Problem requirements> Retype the records below exactly as they appear.

Extracted data entries:
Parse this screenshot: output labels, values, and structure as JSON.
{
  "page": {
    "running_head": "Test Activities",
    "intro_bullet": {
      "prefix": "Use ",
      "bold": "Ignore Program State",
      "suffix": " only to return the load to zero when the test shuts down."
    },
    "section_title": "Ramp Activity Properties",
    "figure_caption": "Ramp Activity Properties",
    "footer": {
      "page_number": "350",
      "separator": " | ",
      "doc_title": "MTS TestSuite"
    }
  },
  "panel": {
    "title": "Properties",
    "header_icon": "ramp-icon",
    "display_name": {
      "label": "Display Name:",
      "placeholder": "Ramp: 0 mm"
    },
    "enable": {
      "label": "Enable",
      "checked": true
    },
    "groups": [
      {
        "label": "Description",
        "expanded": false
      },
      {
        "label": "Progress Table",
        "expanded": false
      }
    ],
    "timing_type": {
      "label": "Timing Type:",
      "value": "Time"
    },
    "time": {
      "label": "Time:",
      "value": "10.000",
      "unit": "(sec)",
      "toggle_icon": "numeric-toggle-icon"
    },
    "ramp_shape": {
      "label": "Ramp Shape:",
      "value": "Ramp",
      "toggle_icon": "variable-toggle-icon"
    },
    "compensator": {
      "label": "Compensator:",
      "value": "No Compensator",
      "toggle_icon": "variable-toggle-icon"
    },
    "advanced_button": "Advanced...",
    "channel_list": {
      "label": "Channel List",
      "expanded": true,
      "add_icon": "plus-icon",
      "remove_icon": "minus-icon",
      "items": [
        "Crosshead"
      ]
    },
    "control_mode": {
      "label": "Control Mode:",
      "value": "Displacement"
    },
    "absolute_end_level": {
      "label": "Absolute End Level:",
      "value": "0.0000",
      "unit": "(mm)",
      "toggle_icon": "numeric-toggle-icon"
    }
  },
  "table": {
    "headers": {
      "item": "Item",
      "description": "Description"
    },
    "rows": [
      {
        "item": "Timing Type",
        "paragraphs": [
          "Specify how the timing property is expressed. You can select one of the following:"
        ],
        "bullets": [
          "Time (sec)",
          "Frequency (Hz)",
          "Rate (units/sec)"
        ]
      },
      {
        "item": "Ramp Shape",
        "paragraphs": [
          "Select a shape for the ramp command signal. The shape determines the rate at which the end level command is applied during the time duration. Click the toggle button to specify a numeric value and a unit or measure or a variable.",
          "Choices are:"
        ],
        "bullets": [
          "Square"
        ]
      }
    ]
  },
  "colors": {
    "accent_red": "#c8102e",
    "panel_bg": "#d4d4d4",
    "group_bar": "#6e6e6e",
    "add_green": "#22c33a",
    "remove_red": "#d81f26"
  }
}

The solution>
Parse this screenshot: output labels, values, and structure as JSON.
{
  "page": {
    "running_head": "Test Activities",
    "intro_bullet": {
      "prefix": "Use ",
      "bold": "Ignore Program State",
      "suffix": " only to return the load to zero when the test shuts down."
    },
    "section_title": "Ramp Activity Properties",
    "figure_caption": "Ramp Activity Properties",
    "footer": {
      "page_number": "350",
      "separator": " | ",
      "doc_title": "MTS TestSuite"
    }
  },
  "panel": {
    "title": "Properties",
    "header_icon": "ramp-icon",
    "display_name": {
      "label": "Display Name:",
      "placeholder": "Ramp: 0 mm"
    },
    "enable": {
      "label": "Enable",
      "checked": true
    },
    "groups": [
      {
        "label": "Description",
        "expanded": false
      },
      {
        "label": "Progress Table",
        "expanded": false
      }
    ],
    "timing_type": {
      "label": "Timing Type:",
      "value": "Time"
    },
    "time": {
      "label": "Time:",
      "value": "10.000",
      "unit": "(sec)",
      "toggle_icon": "numeric-toggle-icon"
    },
    "ramp_shape": {
      "label": "Ramp Shape:",
      "value": "Ramp",
      "toggle_icon": "variable-toggle-icon"
    },
    "compensator": {
      "label": "Compensator:",
      "value": "No Compensator",
      "toggle_icon": "variable-toggle-icon"
    },
    "advanced_button": "Advanced...",
    "channel_list": {
      "label": "Channel List",
      "expanded": true,
      "add_icon": "plus-icon",
      "remove_icon": "minus-icon",
      "items": [
        "Crosshead"
      ]
    },
    "control_mode": {
      "label": "Control Mode:",
      "value": "Displacement"
    },
    "absolute_end_level": {
      "label": "Absolute End Level:",
      "value": "0.0000",
      "unit": "(mm)",
      "toggle_icon": "numeric-toggle-icon"
    }
  },
  "table": {
    "headers": {
      "item": "Item",
      "description": "Description"
    },
    "rows": [
      {
        "item": "Timing Type",
        "paragraphs": [
          "Specify how the timing property is expressed. You can select one of the following:"
        ],
        "bullets": [
          "Time (sec)",
          "Frequency (Hz)",
          "Rate (units/sec)"
        ]
      },
      {
        "item": "Ramp Shape",
        "paragraphs": [
          "Select a shape for the ramp command signal. The shape determines the rate at which the end level command is applied during the time duration. Click the toggle button to specify a numeric value and a unit or measure or a variable.",
          "Choices are:"
        ],
        "bullets": [
          "Square"
        ]
      }
    ]
  },
  "colors": {
    "accent_red": "#c8102e",
    "panel_bg": "#d4d4d4",
    "group_bar": "#6e6e6e",
    "add_green": "#22c33a",
    "remove_red": "#d81f26"
  }
}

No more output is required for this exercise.